**** Textblock

Irgendwo auf der Welt passiert ständig eine extreme Abweichung von der Wetternorm: Straßen werden zu Flüssen, Stürme zu überladenen Wasserdampfmaschinen, Flüsse wiederum zu Rinnsälen. Selbst zuversichtliche Zeitgenossen zweifeln inzwischen daran, dass der Mensch das mit dem Erdklima noch hinbekommt. Dennoch machen Politik und Medien stoisch immer die selbe Zeitansage: „Fünf vor Zwölf“.

Jedes Jahr, immer wieder. Obwohl die Treibhausgas-Weltemission weiter gestiegen ist und folglich auch der atmosphärische Gehalt von Kohlendioxid (CO2). Dieser Messwert (siehe Info-Kasten) ist der einzige, der das komplexe Thema wie in einem Brennglas bündelt und objektiv über den Erfolg aller Bemühungen berichtet. Demnach haben 23 UN-Klimagipfel nichts gebracht. Auch das Kyoto-Protokoll war wirkungslos, so wie jeder andere Schritt in die richtige Richtung.

********
**** Rohdaten

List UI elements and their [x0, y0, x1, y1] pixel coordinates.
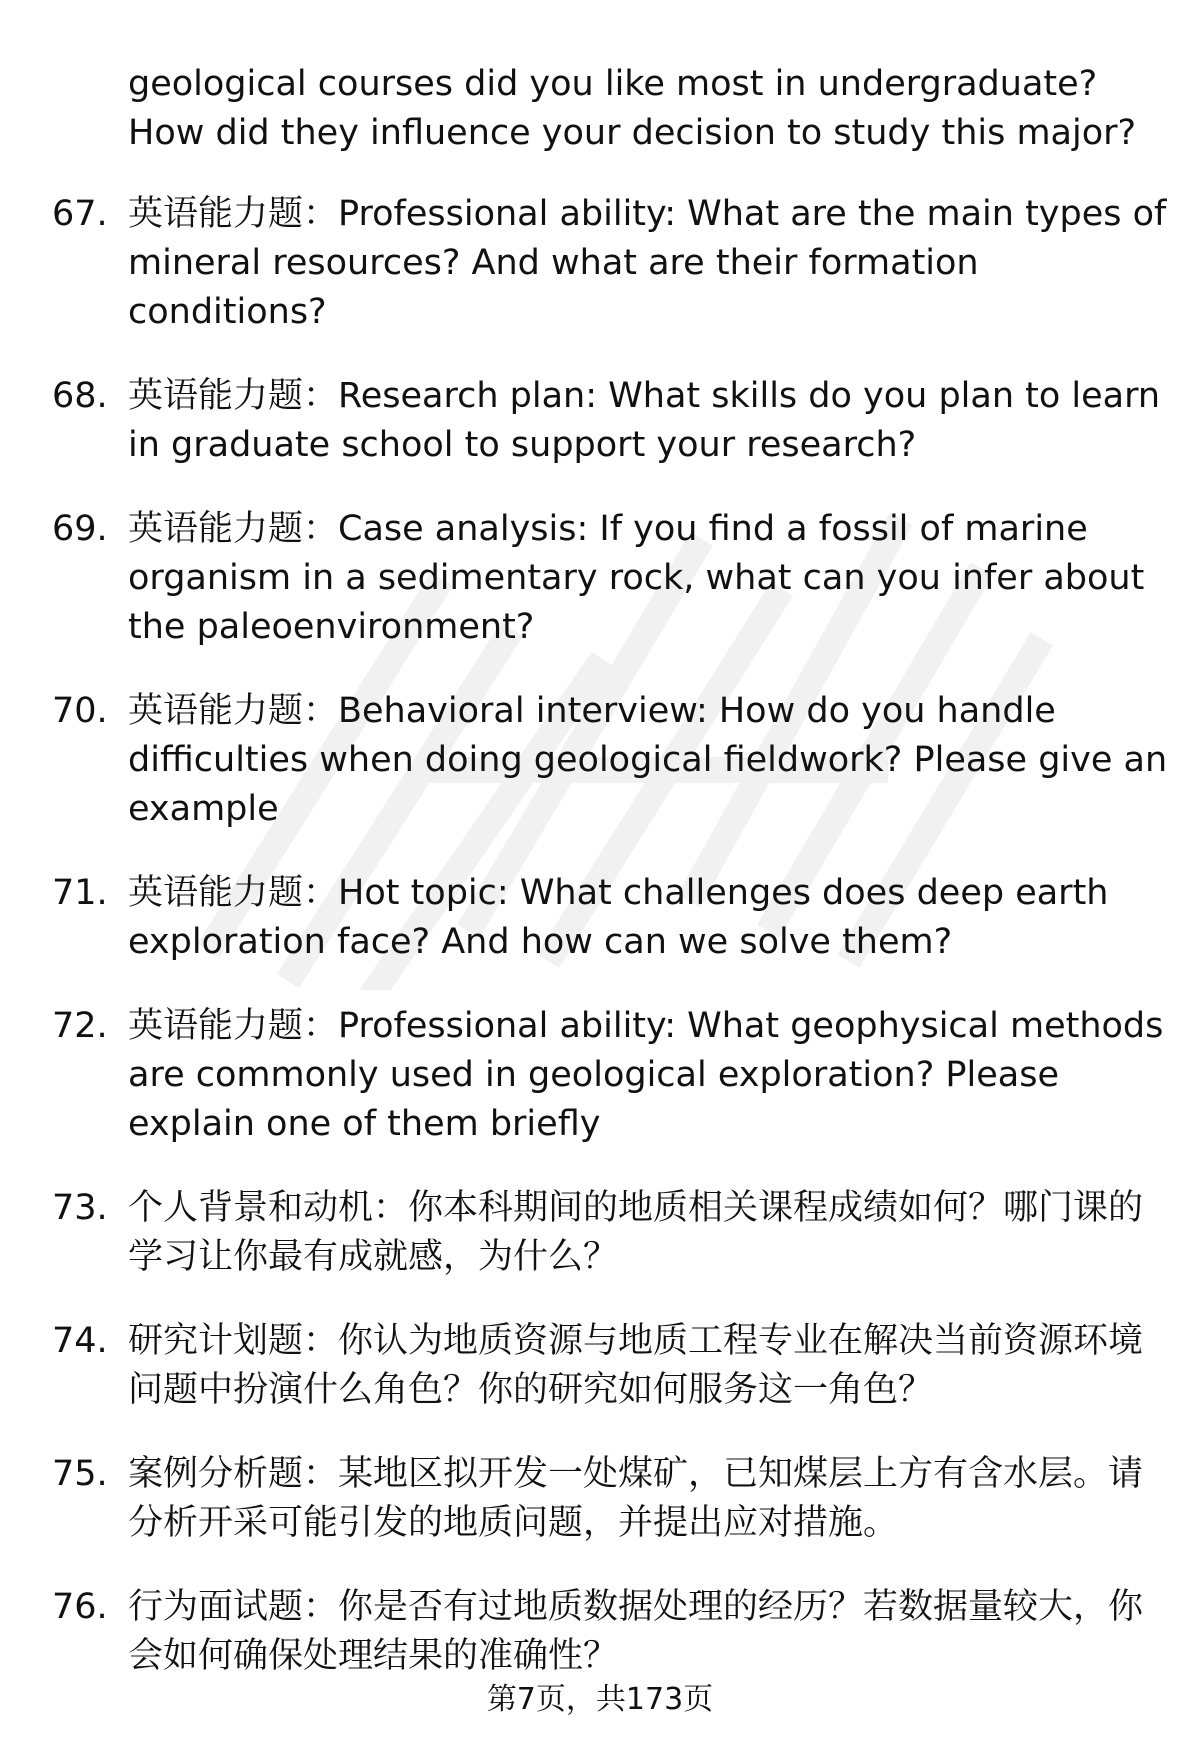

********

§ **Ziel der Übung**: Woran macht der Text über das Erdklima fest, dass 23 UN-Klimagipfel nichts gebracht haben? Antworte in ein bis drei Sätzen.

§ **Richtige Antwort**: Am atmosphärischen Gehalt von Kohlendioxid, der weiter gestiegen ist, weil auch die weltweite Treibhausgas-Emission gestiegen ist. Dieser Messwert ist laut Text der einzige, der das komplexe Thema bündelt und objektiv über den Erfolg aller Bemühungen berichtet.